***** EXERCISE MATERIALS
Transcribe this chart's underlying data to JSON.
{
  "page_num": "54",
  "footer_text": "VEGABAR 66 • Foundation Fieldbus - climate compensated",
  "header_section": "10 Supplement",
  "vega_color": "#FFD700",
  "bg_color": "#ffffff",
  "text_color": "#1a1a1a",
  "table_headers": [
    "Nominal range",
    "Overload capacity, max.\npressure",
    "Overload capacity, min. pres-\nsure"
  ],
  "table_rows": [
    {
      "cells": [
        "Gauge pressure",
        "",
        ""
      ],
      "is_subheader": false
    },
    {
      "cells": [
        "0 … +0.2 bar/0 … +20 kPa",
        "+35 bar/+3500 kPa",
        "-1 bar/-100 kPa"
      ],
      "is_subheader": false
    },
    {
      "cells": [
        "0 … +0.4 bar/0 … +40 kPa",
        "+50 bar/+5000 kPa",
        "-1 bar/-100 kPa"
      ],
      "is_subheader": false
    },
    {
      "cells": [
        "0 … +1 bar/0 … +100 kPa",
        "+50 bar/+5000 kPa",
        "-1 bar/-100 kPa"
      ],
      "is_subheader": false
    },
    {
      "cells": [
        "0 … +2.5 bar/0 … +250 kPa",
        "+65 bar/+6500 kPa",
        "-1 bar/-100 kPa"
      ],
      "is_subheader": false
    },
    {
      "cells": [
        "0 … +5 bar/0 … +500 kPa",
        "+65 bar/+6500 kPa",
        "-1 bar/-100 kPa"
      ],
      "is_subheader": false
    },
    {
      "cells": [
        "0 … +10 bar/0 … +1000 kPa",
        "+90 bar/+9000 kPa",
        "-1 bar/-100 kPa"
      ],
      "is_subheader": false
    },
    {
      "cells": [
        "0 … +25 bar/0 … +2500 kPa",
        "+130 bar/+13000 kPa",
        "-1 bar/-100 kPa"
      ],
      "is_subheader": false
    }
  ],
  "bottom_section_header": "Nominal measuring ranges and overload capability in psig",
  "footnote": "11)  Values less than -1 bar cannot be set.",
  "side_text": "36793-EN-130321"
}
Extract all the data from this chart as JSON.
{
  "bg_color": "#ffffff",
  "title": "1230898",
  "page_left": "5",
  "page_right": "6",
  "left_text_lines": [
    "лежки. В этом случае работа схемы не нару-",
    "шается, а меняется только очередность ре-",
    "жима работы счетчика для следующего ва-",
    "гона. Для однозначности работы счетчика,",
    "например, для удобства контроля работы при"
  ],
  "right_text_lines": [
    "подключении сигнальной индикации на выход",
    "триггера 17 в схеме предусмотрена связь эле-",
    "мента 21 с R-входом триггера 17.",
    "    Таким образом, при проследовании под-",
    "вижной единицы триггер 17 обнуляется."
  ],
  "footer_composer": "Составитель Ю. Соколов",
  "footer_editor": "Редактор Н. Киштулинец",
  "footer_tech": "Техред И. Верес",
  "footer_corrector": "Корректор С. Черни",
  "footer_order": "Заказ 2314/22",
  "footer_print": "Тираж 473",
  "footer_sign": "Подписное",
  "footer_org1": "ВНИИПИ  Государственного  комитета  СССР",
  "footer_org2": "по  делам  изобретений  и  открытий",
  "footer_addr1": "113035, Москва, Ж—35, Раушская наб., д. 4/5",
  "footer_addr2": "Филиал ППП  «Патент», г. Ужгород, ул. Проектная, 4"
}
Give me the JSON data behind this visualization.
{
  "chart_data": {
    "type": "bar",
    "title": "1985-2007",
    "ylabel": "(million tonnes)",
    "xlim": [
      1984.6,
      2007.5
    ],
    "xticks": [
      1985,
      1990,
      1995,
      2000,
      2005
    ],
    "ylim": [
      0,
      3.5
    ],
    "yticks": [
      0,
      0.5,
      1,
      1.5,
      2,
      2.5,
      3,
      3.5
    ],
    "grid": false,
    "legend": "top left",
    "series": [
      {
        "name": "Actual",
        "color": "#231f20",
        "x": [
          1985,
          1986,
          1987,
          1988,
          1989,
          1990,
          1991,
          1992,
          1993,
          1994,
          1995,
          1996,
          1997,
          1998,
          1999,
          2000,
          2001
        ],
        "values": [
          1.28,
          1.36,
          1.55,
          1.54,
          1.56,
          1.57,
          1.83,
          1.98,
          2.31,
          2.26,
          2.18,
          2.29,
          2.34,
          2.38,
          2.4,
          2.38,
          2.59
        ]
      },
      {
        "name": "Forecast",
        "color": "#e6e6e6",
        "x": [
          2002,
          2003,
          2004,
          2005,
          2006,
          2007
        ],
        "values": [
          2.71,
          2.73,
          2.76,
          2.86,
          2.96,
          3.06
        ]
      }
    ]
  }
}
**********
TASK DETAILS: Output exactly the lines above, from the one holding "Give me the" through the end of the data, including the first and last.

TASK RESPONSE:
Give me the JSON data behind this visualization.
{
  "chart_data": {
    "type": "bar",
    "title": "1985-2007",
    "ylabel": "(million tonnes)",
    "xlim": [
      1984.6,
      2007.5
    ],
    "xticks": [
      1985,
      1990,
      1995,
      2000,
      2005
    ],
    "ylim": [
      0,
      3.5
    ],
    "yticks": [
      0,
      0.5,
      1,
      1.5,
      2,
      2.5,
      3,
      3.5
    ],
    "grid": false,
    "legend": "top left",
    "series": [
      {
        "name": "Actual",
        "color": "#231f20",
        "x": [
          1985,
          1986,
          1987,
          1988,
          1989,
          1990,
          1991,
          1992,
          1993,
          1994,
          1995,
          1996,
          1997,
          1998,
          1999,
          2000,
          2001
        ],
        "values": [
          1.28,
          1.36,
          1.55,
          1.54,
          1.56,
          1.57,
          1.83,
          1.98,
          2.31,
          2.26,
          2.18,
          2.29,
          2.34,
          2.38,
          2.4,
          2.38,
          2.59
        ]
      },
      {
        "name": "Forecast",
        "color": "#e6e6e6",
        "x": [
          2002,
          2003,
          2004,
          2005,
          2006,
          2007
        ],
        "values": [
          2.71,
          2.73,
          2.76,
          2.86,
          2.96,
          3.06
        ]
      }
    ]
  }
}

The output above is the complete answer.